> RECORDS TO PROCESS
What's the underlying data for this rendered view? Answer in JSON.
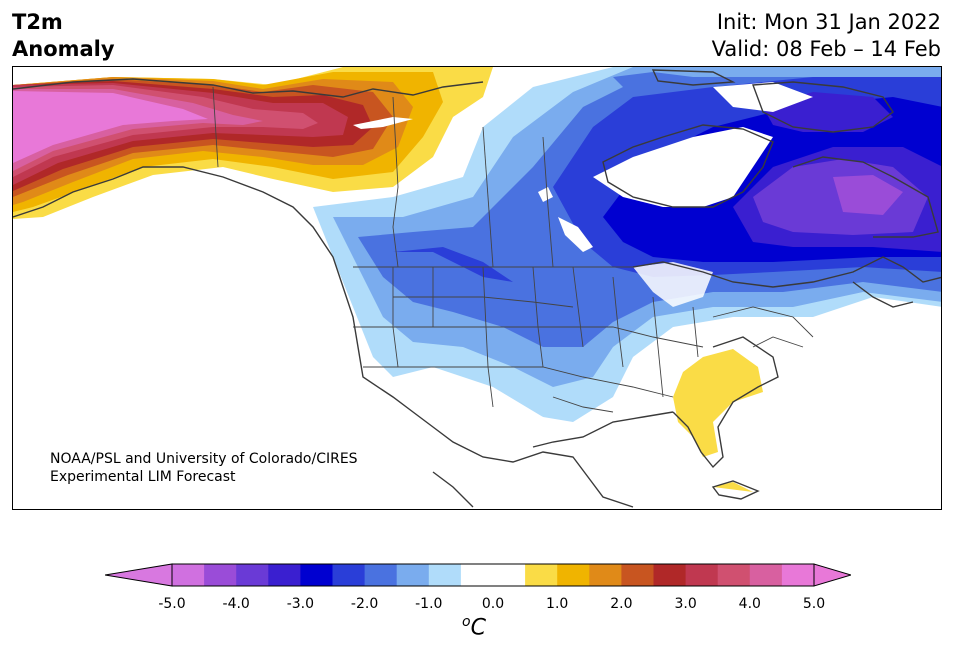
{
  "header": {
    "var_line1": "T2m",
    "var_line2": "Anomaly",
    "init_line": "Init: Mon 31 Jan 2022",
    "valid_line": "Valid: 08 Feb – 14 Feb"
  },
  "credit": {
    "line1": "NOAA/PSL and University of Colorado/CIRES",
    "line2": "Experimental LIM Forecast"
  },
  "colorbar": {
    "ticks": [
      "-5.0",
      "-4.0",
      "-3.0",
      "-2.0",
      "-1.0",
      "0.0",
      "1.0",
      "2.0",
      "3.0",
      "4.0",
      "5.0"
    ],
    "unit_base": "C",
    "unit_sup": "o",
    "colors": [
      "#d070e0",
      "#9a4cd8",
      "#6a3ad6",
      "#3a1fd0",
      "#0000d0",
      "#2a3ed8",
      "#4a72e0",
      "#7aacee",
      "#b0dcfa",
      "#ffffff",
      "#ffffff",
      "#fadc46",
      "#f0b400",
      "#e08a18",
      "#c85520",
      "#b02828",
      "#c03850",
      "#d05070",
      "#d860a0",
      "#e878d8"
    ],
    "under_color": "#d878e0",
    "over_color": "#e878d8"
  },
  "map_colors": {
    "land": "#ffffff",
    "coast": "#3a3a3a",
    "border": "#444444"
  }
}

==

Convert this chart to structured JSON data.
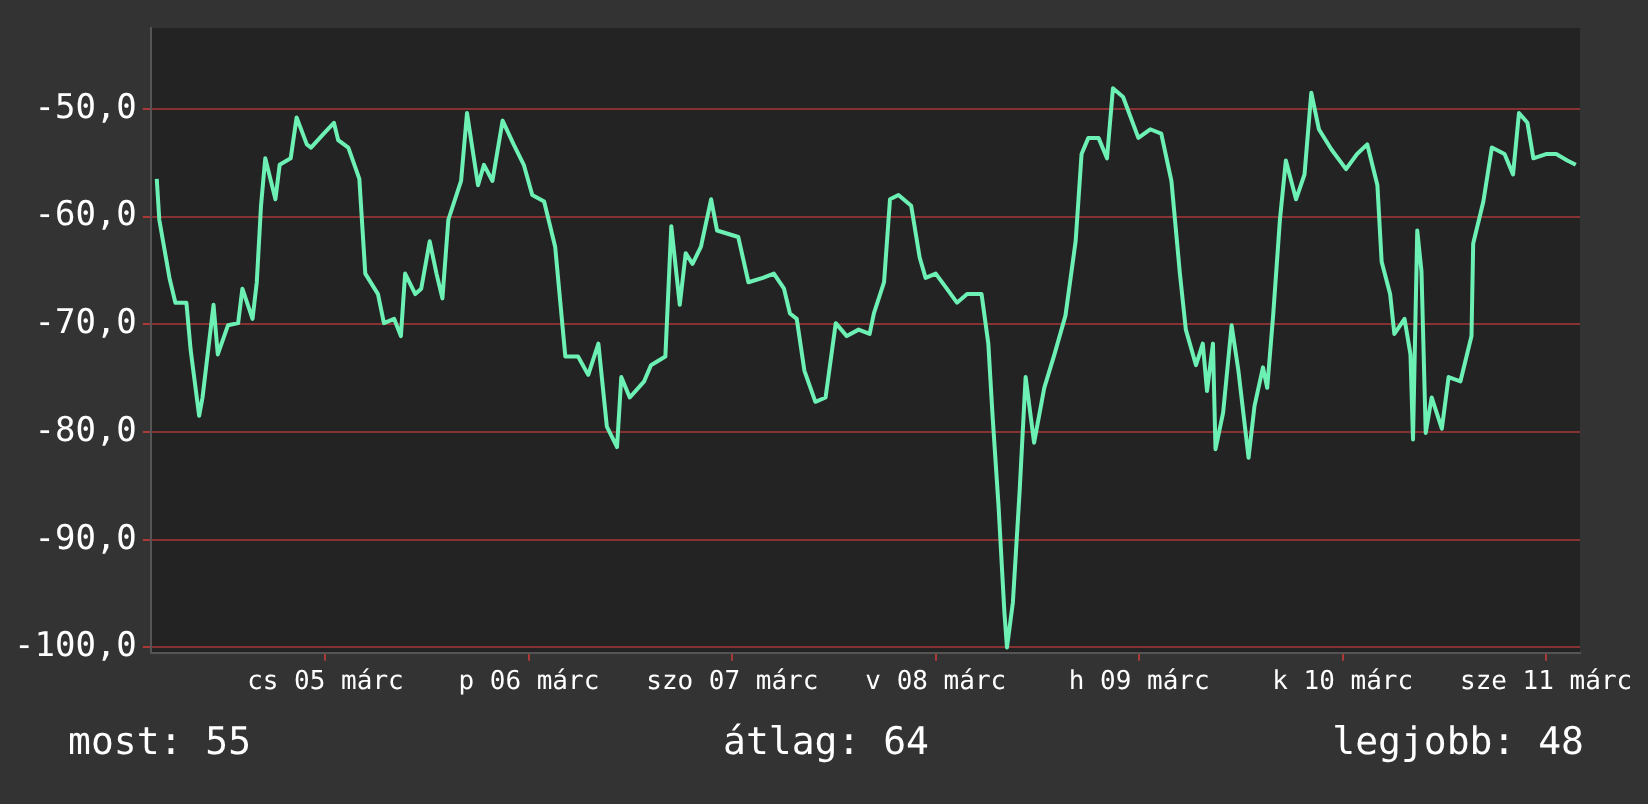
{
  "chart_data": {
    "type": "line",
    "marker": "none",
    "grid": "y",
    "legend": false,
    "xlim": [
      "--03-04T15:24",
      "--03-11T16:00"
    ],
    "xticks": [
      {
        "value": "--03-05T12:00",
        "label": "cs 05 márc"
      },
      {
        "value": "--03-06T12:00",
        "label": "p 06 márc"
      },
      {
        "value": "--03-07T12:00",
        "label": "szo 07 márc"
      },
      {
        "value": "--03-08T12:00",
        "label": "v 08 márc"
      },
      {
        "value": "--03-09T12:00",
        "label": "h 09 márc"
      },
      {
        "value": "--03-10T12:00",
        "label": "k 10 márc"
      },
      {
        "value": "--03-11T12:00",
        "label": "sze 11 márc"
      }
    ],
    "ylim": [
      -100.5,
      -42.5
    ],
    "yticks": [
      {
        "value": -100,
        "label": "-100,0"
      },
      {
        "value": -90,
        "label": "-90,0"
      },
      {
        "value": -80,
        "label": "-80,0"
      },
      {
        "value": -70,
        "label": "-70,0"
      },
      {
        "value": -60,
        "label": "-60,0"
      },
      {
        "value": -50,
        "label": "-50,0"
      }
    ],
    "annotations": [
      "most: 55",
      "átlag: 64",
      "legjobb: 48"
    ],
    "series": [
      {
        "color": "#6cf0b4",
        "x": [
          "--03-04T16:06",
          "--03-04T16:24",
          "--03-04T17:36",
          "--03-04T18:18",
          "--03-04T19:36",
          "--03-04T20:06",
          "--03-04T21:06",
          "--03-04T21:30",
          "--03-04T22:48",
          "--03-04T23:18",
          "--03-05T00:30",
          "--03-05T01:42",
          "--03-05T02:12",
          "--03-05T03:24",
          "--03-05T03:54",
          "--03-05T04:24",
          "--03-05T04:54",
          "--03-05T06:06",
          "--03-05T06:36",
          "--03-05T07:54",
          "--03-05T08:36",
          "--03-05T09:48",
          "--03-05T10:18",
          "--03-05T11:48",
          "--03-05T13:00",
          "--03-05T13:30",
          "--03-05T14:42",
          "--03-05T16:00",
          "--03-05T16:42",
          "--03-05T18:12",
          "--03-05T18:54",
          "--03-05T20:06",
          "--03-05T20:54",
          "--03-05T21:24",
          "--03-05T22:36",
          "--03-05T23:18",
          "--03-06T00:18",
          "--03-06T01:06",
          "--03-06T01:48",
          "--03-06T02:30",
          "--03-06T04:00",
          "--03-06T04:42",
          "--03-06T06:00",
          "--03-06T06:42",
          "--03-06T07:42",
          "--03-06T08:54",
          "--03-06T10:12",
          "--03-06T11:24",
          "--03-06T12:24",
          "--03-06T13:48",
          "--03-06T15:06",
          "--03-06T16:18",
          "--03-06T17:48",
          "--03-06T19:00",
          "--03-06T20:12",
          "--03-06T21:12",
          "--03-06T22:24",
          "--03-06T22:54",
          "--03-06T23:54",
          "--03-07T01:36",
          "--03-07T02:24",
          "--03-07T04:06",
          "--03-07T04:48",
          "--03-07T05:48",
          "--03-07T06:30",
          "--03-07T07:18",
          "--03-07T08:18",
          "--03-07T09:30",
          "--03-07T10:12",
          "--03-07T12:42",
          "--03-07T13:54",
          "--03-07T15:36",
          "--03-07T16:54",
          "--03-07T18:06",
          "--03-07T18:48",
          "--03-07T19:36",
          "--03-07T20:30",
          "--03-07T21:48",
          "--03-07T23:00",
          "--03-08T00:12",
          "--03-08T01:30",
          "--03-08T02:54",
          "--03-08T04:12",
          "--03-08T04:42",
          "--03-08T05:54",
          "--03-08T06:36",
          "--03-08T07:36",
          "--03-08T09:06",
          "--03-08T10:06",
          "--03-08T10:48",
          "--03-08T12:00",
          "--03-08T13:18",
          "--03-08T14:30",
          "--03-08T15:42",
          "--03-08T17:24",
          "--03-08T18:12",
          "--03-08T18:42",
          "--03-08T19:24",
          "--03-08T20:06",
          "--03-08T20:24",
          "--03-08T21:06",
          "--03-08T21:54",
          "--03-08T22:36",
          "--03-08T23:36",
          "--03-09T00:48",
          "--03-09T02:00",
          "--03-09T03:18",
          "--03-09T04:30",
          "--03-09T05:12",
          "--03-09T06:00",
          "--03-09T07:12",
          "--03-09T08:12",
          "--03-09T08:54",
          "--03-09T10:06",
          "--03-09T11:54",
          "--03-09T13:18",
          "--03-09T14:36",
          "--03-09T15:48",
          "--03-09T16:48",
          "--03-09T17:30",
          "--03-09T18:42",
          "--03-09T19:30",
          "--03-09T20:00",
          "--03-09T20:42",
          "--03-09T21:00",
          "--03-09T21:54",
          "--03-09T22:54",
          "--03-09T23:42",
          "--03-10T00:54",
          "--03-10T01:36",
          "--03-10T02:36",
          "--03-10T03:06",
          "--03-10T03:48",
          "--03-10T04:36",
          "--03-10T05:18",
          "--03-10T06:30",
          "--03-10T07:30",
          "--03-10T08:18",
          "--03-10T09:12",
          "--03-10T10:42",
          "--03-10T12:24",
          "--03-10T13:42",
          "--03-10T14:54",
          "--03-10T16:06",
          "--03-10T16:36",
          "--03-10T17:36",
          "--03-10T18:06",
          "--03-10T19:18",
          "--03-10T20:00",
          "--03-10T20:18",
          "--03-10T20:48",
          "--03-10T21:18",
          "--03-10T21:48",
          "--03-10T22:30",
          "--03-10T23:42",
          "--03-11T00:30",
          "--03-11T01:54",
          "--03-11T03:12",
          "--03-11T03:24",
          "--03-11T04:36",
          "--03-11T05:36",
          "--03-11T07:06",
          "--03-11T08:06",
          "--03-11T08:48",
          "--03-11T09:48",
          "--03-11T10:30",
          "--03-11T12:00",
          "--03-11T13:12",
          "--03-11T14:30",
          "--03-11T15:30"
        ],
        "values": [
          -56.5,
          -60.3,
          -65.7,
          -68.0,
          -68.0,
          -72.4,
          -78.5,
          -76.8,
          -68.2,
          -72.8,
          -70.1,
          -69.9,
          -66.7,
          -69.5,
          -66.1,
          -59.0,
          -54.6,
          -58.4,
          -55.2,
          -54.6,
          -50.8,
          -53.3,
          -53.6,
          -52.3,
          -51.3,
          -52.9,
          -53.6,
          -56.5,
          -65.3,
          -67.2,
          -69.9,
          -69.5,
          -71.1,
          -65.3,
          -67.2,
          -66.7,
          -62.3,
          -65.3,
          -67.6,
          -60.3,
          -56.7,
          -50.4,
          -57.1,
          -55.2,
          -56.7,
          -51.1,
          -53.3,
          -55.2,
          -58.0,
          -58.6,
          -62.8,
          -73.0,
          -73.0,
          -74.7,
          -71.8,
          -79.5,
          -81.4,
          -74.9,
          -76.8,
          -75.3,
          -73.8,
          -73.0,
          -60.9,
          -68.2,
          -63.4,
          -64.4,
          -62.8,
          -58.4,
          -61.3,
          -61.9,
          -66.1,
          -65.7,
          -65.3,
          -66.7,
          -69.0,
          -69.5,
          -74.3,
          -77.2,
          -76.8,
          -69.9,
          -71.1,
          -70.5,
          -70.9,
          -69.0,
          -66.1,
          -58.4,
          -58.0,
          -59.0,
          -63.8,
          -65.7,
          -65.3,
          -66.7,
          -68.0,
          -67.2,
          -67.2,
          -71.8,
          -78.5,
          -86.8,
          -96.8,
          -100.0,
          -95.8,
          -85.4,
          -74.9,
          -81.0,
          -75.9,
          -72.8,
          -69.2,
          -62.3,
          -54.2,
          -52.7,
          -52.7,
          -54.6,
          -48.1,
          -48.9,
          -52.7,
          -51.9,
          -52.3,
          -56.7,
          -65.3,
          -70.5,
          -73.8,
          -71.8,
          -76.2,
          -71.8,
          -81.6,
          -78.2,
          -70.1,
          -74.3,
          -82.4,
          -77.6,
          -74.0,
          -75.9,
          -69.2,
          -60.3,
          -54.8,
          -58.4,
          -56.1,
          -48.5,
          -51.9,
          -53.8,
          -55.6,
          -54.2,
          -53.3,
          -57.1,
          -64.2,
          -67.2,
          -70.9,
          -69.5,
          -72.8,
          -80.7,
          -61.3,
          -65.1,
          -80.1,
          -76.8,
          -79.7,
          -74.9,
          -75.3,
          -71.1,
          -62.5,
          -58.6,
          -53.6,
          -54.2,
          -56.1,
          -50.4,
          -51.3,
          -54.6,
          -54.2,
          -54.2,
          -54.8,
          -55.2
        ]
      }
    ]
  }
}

> WHAT YOU ARE ASKED TO DO
Look through the entries above and list every line containing "this".

> RIGHT ANSWER
What's the underlying data for this rendered view? Answer in JSON.
Convert this chart to structured JSON data.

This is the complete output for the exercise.